Work to be completed: Put the lines of the records below into a JSON list of strings, with one string per line and no blank lines. Leave the pictures out of the list.

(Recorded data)
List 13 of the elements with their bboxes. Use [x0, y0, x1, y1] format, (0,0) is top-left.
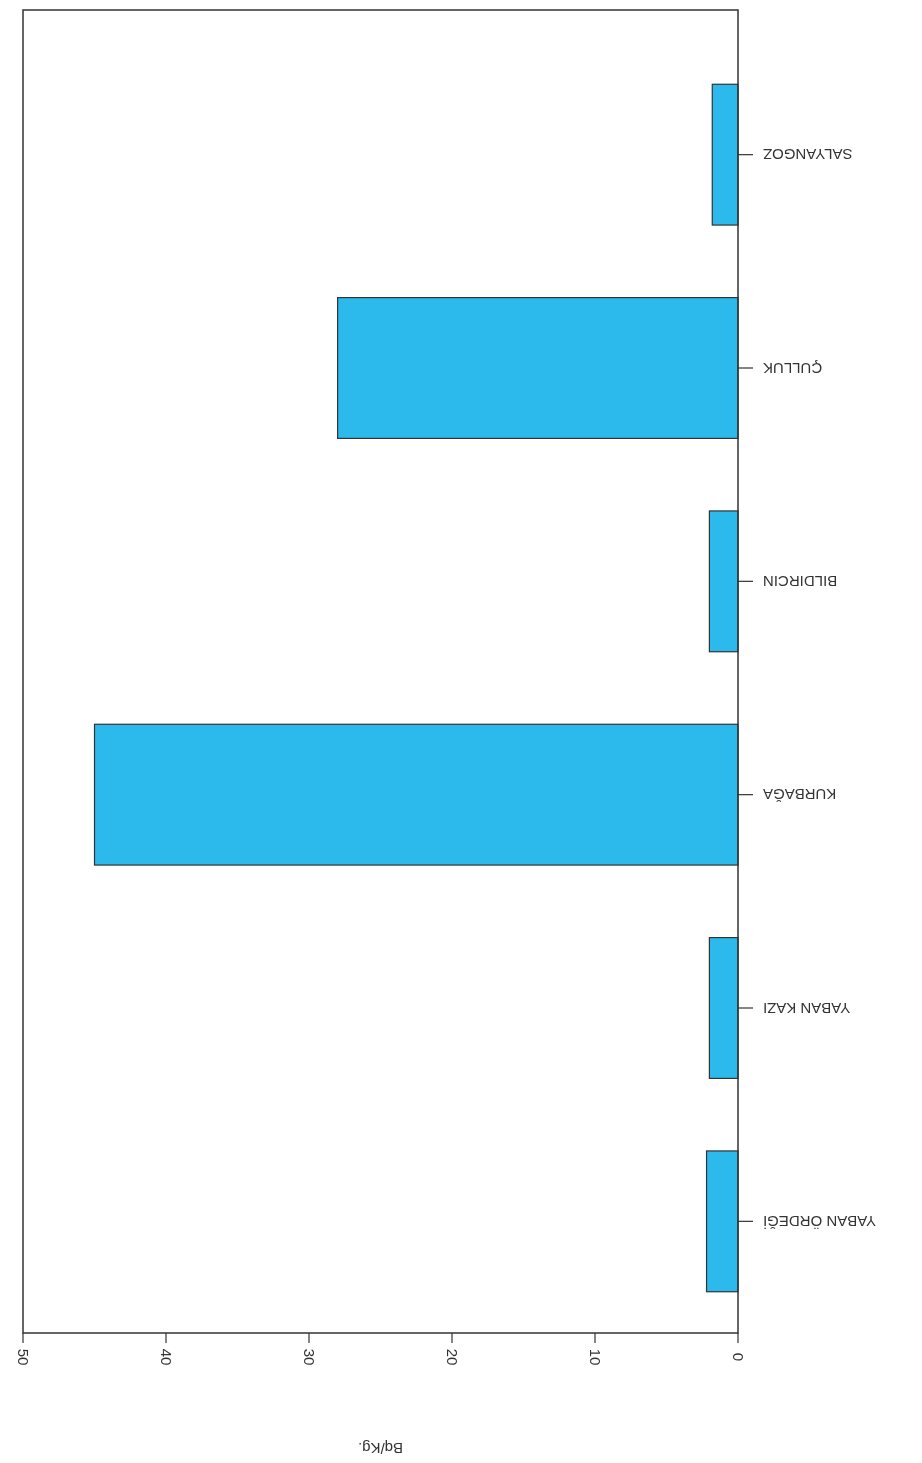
x-tick-label: 40 [157, 1348, 175, 1366]
x-tick-label: 20 [443, 1348, 461, 1366]
y-tick-label: ÇULLUK [763, 359, 823, 377]
x-tick-label: 10 [586, 1348, 604, 1366]
y-tick-label: KURBAĞA [763, 786, 837, 804]
y-tick-label: SALYANGOZ [763, 146, 853, 164]
x-axis-title: Bq/Kg. [357, 1439, 404, 1457]
x-tick-label: 30 [300, 1348, 318, 1366]
x-tick-label: 50 [14, 1348, 32, 1366]
y-tick-label: YABAN KAZI [763, 999, 851, 1017]
y-tick-label: BILDIRCIN [763, 572, 838, 590]
y-tick-label: YABAN ÖRDEĞİ [763, 1212, 877, 1230]
x-tick-label: 0 [729, 1352, 747, 1362]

Task solution:
[
  "List 13 of the elements with their bboxes. Use [x0, y0, x1, y1] format, (0,0) is top-left.",
  "x-tick-label: 40 [157, 1348, 175, 1366]",
  "x-tick-label: 20 [443, 1348, 461, 1366]",
  "y-tick-label: ÇULLUK [763, 359, 823, 377]",
  "x-tick-label: 10 [586, 1348, 604, 1366]",
  "y-tick-label: KURBAĞA [763, 786, 837, 804]",
  "y-tick-label: SALYANGOZ [763, 146, 853, 164]",
  "x-axis-title: Bq/Kg. [357, 1439, 404, 1457]",
  "x-tick-label: 30 [300, 1348, 318, 1366]",
  "x-tick-label: 50 [14, 1348, 32, 1366]",
  "y-tick-label: YABAN KAZI [763, 999, 851, 1017]",
  "y-tick-label: BILDIRCIN [763, 572, 838, 590]",
  "y-tick-label: YABAN ÖRDEĞİ [763, 1212, 877, 1230]",
  "x-tick-label: 0 [729, 1352, 747, 1362]"
]